> [Your goal] Find and copy each line of the records where the string "time" shows up.

──────── Material to process ────────

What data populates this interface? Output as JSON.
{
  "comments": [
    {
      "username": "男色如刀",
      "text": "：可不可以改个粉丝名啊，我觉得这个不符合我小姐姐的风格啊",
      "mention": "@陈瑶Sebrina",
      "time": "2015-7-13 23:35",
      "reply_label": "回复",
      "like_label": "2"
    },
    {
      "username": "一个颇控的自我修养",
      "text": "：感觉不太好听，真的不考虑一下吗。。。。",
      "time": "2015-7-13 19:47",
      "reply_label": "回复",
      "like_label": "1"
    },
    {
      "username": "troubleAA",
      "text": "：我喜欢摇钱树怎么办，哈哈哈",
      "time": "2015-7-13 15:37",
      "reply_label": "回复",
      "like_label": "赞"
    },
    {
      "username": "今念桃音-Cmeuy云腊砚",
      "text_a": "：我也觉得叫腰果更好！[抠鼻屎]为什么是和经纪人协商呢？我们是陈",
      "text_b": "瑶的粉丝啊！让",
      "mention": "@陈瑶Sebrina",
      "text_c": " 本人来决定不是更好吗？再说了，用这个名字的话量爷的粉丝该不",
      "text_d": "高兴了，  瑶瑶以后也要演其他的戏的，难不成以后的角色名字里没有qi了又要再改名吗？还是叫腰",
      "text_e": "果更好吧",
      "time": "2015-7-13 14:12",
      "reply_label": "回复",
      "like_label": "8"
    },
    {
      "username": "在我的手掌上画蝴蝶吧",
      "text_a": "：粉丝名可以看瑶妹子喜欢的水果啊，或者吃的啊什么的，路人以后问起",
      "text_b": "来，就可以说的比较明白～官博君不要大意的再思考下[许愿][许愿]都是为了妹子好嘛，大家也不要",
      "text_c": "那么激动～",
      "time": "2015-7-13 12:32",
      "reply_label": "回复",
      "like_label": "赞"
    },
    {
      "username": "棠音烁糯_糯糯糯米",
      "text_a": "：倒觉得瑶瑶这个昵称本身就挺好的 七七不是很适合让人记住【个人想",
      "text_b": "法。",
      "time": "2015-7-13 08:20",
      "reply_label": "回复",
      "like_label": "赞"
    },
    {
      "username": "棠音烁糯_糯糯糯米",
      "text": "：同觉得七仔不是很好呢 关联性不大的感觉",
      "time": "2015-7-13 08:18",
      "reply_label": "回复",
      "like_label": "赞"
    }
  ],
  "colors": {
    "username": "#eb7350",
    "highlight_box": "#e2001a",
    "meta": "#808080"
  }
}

────────

> [Answer in full]
      "time": "2015-7-13 23:35",
      "time": "2015-7-13 19:47",
      "time": "2015-7-13 15:37",
      "time": "2015-7-13 14:12",
      "time": "2015-7-13 12:32",
      "time": "2015-7-13 08:20",
      "time": "2015-7-13 08:18",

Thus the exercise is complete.